Written instruction: Give the data below as a Markdown table with the columns Row and Entry, one numbered row per line and blank lines left out. Cover only the lines from the one with "- candle-body: [232, 307, 235, 312]" up to and including the one with "- candle-body: [246, 309, 248, 318]".

+++++

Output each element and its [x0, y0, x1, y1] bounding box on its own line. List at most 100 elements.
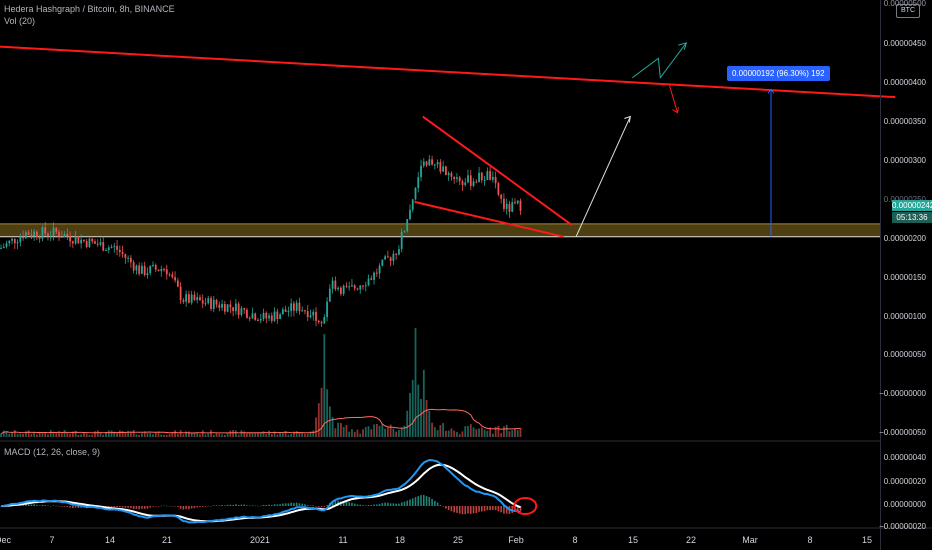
- candle-body: [232, 307, 235, 312]
- candle-body: [317, 320, 320, 323]
- macd-histogram-bar: [392, 503, 395, 506]
- macd-histogram-bar: [224, 505, 226, 506]
- macd-histogram-bar: [201, 506, 204, 507]
- volume-bar: [428, 410, 431, 437]
- candle-body: [420, 165, 422, 178]
- price-axis-label: 0.00000050: [883, 350, 926, 359]
- candle-body: [0, 247, 2, 249]
- candle-body: [270, 315, 273, 321]
- volume-bar: [373, 424, 375, 437]
- candle-body: [163, 269, 165, 271]
- candle-body: [403, 231, 406, 233]
- candle-body: [508, 203, 511, 212]
- candle-body: [315, 311, 317, 321]
- volume-bar: [265, 433, 268, 437]
- volume-bar: [497, 425, 500, 437]
- candle-body: [472, 181, 475, 186]
- volume-bar: [223, 434, 226, 437]
- macd-axis-label: 0.00000020: [883, 477, 926, 486]
- volume-bar: [420, 398, 422, 437]
- candle-body: [259, 319, 262, 321]
- candle-body: [281, 309, 284, 315]
- time-axis-label: 2021: [249, 535, 271, 545]
- macd-histogram-bar: [456, 506, 458, 513]
- volume-bar: [47, 434, 49, 437]
- volume-bar: [469, 424, 472, 437]
- macd-histogram-bar: [497, 506, 500, 512]
- price-axis-label: −0.00000050: [879, 428, 926, 437]
- volume-bar: [301, 432, 304, 437]
- candle-body: [171, 274, 174, 278]
- price-axis-label: 0.00000100: [883, 312, 926, 321]
- candle-body: [160, 269, 163, 272]
- candle-body: [295, 302, 298, 311]
- volume-bar: [342, 427, 345, 437]
- volume-bar: [11, 432, 13, 437]
- volume-bar: [38, 431, 41, 437]
- volume-bar: [306, 433, 309, 437]
- volume-bar: [293, 431, 295, 437]
- volume-bar: [168, 433, 171, 437]
- volume-bar: [0, 433, 2, 437]
- macd-histogram-bar: [44, 505, 47, 506]
- volume-bar: [359, 433, 362, 437]
- volume-bar: [30, 433, 33, 437]
- macd-histogram-bar: [422, 494, 425, 506]
- bearish-rejection-arrowhead: [672, 107, 679, 114]
- candle-body: [246, 309, 248, 318]
- volume-bar: [511, 430, 514, 437]
- macd-histogram-bar: [38, 505, 41, 506]
- price-range-measurement[interactable]: 0.00000192 (96.30%) 192: [727, 66, 830, 81]
- currency-badge[interactable]: BTC: [896, 4, 920, 18]
- candle-body: [337, 287, 340, 290]
- candle-body: [116, 246, 118, 250]
- candle-body: [19, 236, 22, 243]
- volume-bar: [60, 433, 63, 437]
- volume-bar: [110, 430, 113, 437]
- macd-histogram-bar: [492, 506, 494, 510]
- macd-histogram-bar: [124, 506, 127, 508]
- volume-bar: [370, 429, 373, 437]
- volume-bar: [2, 430, 5, 437]
- macd-histogram-bar: [174, 506, 176, 507]
- volume-bar: [389, 424, 392, 437]
- volume-bar: [165, 434, 168, 437]
- candle-body: [91, 238, 94, 242]
- candle-body: [52, 227, 55, 236]
- candle-body: [320, 322, 323, 324]
- candle-body: [306, 311, 309, 318]
- volume-bar: [281, 432, 284, 437]
- macd-histogram-bar: [279, 504, 281, 506]
- volume-bar: [160, 434, 163, 437]
- candle-body: [179, 286, 182, 301]
- candle-body: [248, 317, 251, 319]
- macd-histogram-bar: [143, 506, 146, 509]
- macd-histogram-bar: [262, 504, 265, 506]
- candle-body: [118, 249, 121, 252]
- macd-histogram-bar: [276, 504, 279, 506]
- volume-bar: [422, 369, 425, 437]
- candle-body: [146, 273, 149, 276]
- macd-histogram-bar: [353, 503, 356, 506]
- candle-body: [11, 238, 13, 241]
- time-axis-label: 21: [161, 535, 173, 545]
- candle-body: [262, 312, 265, 320]
- candle-body: [71, 241, 74, 244]
- price-axis-label: 0.00000400: [883, 78, 926, 87]
- volume-bar: [22, 433, 25, 437]
- volume-bar: [348, 431, 351, 437]
- candle-body: [367, 278, 370, 286]
- macd-histogram-bar: [116, 506, 118, 508]
- macd-histogram-bar: [0, 506, 2, 507]
- volume-bar: [491, 433, 494, 437]
- macd-histogram-bar: [33, 504, 35, 506]
- volume-bar: [353, 431, 356, 437]
- bullish-scenario-arrowhead: [678, 42, 688, 50]
- volume-bar: [304, 433, 306, 437]
- macd-histogram-bar: [166, 505, 168, 507]
- chart-title: Hedera Hashgraph / Bitcoin, 8h, BINANCE: [4, 4, 175, 14]
- macd-histogram-bar: [364, 505, 367, 506]
- candle-body: [215, 299, 218, 305]
- macd-histogram-bar: [295, 502, 298, 506]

+++++

Answer to the problem:
| Row | Entry |
|---|---|
| 1 | - candle-body: [232, 307, 235, 312] |
| 2 | - candle-body: [317, 320, 320, 323] |
| 3 | - macd-histogram-bar: [392, 503, 395, 506] |
| 4 | - macd-histogram-bar: [224, 505, 226, 506] |
| 5 | - macd-histogram-bar: [201, 506, 204, 507] |
| 6 | - volume-bar: [428, 410, 431, 437] |
| 7 | - candle-body: [420, 165, 422, 178] |
| 8 | - price-axis-label: 0.00000050: [883, 350, 926, 359] |
| 9 | - candle-body: [0, 247, 2, 249] |
| 10 | - candle-body: [270, 315, 273, 321] |
| 11 | - volume-bar: [373, 424, 375, 437] |
| 12 | - candle-body: [163, 269, 165, 271] |
| 13 | - candle-body: [403, 231, 406, 233] |
| 14 | - candle-body: [508, 203, 511, 212] |
| 15 | - candle-body: [315, 311, 317, 321] |
| 16 | - volume-bar: [265, 433, 268, 437] |
| 17 | - volume-bar: [497, 425, 500, 437] |
| 18 | - candle-body: [472, 181, 475, 186] |
| 19 | - volume-bar: [223, 434, 226, 437] |
| 20 | - macd-axis-label: 0.00000020: [883, 477, 926, 486] |
| 21 | - volume-bar: [420, 398, 422, 437] |
| 22 | - candle-body: [259, 319, 262, 321] |
| 23 | - candle-body: [281, 309, 284, 315] |
| 24 | - time-axis-label: 2021: [249, 535, 271, 545] |
| 25 | - macd-histogram-bar: [456, 506, 458, 513] |
| 26 | - volume-bar: [47, 434, 49, 437] |
| 27 | - volume-bar: [469, 424, 472, 437] |
| 28 | - macd-histogram-bar: [497, 506, 500, 512] |
| 29 | - price-axis-label: −0.00000050: [879, 428, 926, 437] |
| 30 | - volume-bar: [301, 432, 304, 437] |
| 31 | - candle-body: [171, 274, 174, 278] |
| 32 | - price-axis-label: 0.00000100: [883, 312, 926, 321] |
| 33 | - candle-body: [160, 269, 163, 272] |
| 34 | - candle-body: [295, 302, 298, 311] |
| 35 | - volume-bar: [342, 427, 345, 437] |
| 36 | - volume-bar: [11, 432, 13, 437] |
| 37 | - volume-bar: [38, 431, 41, 437] |
| 38 | - volume-bar: [306, 433, 309, 437] |
| 39 | - volume-bar: [293, 431, 295, 437] |
| 40 | - volume-bar: [168, 433, 171, 437] |
| 41 | - volume-bar: [0, 433, 2, 437] |
| 42 | - macd-histogram-bar: [44, 505, 47, 506] |
| 43 | - volume-bar: [359, 433, 362, 437] |
| 44 | - volume-bar: [30, 433, 33, 437] |
| 45 | - macd-histogram-bar: [422, 494, 425, 506] |
| 46 | - bearish-rejection-arrowhead: [672, 107, 679, 114] |
| 47 | - candle-body: [246, 309, 248, 318] |